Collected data

※

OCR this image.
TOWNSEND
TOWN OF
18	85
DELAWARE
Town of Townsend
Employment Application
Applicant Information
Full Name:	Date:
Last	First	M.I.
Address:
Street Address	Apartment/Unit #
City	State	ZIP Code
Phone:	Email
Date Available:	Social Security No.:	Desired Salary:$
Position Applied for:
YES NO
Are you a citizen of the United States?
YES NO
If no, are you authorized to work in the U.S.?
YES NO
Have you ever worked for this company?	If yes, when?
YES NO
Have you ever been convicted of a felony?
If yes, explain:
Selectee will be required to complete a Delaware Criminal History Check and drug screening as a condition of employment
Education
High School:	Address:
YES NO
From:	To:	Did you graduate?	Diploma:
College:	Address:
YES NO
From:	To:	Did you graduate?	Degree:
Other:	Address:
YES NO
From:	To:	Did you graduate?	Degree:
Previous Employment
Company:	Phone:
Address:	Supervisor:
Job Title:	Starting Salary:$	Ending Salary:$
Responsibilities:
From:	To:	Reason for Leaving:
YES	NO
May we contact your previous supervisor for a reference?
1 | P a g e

※

### Task prompt
Output all of the data above without any alteration.

### Expected answer
OCR this image.
TOWNSEND
TOWN OF
18	85
DELAWARE
Town of Townsend
Employment Application
Applicant Information
Full Name:	Date:
Last	First	M.I.
Address:
Street Address	Apartment/Unit #
City	State	ZIP Code
Phone:	Email
Date Available:	Social Security No.:	Desired Salary:$
Position Applied for:
YES NO
Are you a citizen of the United States?
YES NO
If no, are you authorized to work in the U.S.?
YES NO
Have you ever worked for this company?	If yes, when?
YES NO
Have you ever been convicted of a felony?
If yes, explain:
Selectee will be required to complete a Delaware Criminal History Check and drug screening as a condition of employment
Education
High School:	Address:
YES NO
From:	To:	Did you graduate?	Diploma:
College:	Address:
YES NO
From:	To:	Did you graduate?	Degree:
Other:	Address:
YES NO
From:	To:	Did you graduate?	Degree:
Previous Employment
Company:	Phone:
Address:	Supervisor:
Job Title:	Starting Salary:$	Ending Salary:$
Responsibilities:
From:	To:	Reason for Leaving:
YES	NO
May we contact your previous supervisor for a reference?
1 | P a g e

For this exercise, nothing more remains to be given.